[Recorded data]
** begin **
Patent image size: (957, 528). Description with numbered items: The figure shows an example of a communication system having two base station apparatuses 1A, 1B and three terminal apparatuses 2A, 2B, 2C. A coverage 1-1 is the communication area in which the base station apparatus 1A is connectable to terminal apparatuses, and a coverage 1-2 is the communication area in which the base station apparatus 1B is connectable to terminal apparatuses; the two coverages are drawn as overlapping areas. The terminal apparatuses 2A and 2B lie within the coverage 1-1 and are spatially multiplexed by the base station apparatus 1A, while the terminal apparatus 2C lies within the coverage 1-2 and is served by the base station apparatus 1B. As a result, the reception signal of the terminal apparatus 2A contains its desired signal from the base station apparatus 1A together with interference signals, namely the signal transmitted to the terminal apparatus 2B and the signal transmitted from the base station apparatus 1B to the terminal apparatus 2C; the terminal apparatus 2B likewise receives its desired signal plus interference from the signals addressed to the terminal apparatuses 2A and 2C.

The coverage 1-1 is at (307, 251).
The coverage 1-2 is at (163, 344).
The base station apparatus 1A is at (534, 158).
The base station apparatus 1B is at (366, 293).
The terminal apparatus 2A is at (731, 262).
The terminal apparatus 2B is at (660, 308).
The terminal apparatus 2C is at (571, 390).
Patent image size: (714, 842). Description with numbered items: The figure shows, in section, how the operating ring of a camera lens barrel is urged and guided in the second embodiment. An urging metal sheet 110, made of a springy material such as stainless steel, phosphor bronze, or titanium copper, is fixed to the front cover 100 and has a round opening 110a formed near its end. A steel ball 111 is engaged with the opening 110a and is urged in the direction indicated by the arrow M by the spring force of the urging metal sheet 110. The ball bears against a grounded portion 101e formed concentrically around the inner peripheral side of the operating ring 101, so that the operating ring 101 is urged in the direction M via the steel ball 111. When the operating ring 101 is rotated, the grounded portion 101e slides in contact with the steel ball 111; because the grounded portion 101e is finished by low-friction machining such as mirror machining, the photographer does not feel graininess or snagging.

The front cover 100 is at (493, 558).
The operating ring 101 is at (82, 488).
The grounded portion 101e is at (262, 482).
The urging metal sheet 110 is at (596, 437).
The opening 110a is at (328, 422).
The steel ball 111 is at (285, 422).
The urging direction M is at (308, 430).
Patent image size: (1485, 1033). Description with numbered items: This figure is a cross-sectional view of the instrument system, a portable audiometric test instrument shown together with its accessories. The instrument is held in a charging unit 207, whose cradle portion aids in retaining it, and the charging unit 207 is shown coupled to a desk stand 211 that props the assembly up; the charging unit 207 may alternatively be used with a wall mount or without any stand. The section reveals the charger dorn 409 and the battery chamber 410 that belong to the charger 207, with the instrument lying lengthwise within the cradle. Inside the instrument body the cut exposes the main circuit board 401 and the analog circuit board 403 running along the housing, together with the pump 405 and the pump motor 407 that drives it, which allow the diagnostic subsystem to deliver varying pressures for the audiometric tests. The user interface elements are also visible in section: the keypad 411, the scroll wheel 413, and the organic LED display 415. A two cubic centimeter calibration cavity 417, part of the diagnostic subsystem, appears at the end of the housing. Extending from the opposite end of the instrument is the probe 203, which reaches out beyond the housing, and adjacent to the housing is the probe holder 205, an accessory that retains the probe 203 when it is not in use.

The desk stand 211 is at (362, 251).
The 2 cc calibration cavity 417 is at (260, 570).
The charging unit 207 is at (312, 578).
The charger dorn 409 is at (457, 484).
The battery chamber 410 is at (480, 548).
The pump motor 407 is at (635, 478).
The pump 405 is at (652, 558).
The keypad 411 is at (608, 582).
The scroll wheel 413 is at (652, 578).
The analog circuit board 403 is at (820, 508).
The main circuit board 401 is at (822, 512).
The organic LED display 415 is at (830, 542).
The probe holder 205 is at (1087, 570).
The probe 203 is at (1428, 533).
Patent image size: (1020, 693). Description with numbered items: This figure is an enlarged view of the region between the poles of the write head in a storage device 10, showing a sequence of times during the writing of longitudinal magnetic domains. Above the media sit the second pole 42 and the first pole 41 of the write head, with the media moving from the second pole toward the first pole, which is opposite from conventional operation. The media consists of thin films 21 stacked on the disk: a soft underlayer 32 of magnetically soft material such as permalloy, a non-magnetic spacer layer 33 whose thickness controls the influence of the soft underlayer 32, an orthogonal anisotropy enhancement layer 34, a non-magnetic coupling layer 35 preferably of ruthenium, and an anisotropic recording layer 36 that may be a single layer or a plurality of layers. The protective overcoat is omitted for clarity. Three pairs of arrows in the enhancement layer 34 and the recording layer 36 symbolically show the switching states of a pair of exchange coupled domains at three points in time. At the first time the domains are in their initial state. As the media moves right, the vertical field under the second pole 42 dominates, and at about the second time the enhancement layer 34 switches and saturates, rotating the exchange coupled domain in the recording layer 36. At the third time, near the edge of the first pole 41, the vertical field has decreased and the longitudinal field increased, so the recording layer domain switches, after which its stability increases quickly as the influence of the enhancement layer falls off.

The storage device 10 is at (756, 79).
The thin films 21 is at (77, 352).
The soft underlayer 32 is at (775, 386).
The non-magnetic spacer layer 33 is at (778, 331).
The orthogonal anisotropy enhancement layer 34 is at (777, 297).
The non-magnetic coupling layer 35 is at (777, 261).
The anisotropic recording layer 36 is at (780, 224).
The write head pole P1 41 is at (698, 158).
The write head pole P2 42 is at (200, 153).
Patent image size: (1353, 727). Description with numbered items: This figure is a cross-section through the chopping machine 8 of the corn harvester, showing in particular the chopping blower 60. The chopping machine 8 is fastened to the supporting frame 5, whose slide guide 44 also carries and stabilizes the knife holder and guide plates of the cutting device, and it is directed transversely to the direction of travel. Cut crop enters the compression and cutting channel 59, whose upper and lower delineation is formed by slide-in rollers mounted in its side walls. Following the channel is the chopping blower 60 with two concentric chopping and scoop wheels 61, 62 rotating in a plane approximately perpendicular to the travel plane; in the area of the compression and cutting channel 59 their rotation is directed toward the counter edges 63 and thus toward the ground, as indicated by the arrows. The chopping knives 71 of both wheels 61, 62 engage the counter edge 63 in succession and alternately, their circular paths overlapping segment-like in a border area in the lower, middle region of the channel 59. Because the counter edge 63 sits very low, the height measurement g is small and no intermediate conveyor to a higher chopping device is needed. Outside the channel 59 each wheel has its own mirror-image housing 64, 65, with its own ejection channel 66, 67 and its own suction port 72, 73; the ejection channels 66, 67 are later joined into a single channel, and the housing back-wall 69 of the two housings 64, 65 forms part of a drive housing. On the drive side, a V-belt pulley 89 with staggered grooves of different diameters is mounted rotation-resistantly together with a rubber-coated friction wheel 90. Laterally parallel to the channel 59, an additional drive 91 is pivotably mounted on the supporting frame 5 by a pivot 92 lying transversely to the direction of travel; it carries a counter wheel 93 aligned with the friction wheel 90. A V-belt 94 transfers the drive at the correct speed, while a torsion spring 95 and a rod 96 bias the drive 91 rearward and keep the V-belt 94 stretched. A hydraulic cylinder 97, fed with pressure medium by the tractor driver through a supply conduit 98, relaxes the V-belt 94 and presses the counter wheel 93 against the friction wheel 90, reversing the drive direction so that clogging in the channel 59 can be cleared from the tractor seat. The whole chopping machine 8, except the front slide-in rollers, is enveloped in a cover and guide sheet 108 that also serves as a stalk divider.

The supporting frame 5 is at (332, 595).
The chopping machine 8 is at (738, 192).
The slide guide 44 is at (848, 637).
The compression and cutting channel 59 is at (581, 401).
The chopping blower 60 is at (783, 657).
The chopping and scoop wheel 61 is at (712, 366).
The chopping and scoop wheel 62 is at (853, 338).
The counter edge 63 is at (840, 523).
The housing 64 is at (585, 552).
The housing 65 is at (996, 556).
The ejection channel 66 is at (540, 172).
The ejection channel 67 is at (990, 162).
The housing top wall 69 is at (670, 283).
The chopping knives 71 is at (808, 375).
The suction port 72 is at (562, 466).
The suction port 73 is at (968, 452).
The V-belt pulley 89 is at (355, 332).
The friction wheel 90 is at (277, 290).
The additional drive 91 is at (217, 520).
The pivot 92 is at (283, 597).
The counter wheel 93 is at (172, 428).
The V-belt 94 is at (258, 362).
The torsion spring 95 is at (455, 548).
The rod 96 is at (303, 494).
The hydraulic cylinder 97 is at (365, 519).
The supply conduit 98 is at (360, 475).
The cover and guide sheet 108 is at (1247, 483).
** end **
Could you switch "base station apparatuses" to "access points" in the items from the first line through the line with "The terminal apparatus 2C is at (571, 390).", leaving everything else unchanged, and give back only those lines?

**OUTPUT**
Patent image size: (957, 528). Description with numbered items: The figure shows an example of a communication system having two access points 1A, 1B and three terminal apparatuses 2A, 2B, 2C. A coverage 1-1 is the communication area in which the base station apparatus 1A is connectable to terminal apparatuses, and a coverage 1-2 is the communication area in which the base station apparatus 1B is connectable to terminal apparatuses; the two coverages are drawn as overlapping areas. The terminal apparatuses 2A and 2B lie within the coverage 1-1 and are spatially multiplexed by the base station apparatus 1A, while the terminal apparatus 2C lies within the coverage 1-2 and is served by the base station apparatus 1B. As a result, the reception signal of the terminal apparatus 2A contains its desired signal from the base station apparatus 1A together with interference signals, namely the signal transmitted to the terminal apparatus 2B and the signal transmitted from the base station apparatus 1B to the terminal apparatus 2C; the terminal apparatus 2B likewise receives its desired signal plus interference from the signals addressed to the terminal apparatuses 2A and 2C.

The coverage 1-1 is at (307, 251).
The coverage 1-2 is at (163, 344).
The base station apparatus 1A is at (534, 158).
The base station apparatus 1B is at (366, 293).
The terminal apparatus 2A is at (731, 262).
The terminal apparatus 2B is at (660, 308).
The terminal apparatus 2C is at (571, 390).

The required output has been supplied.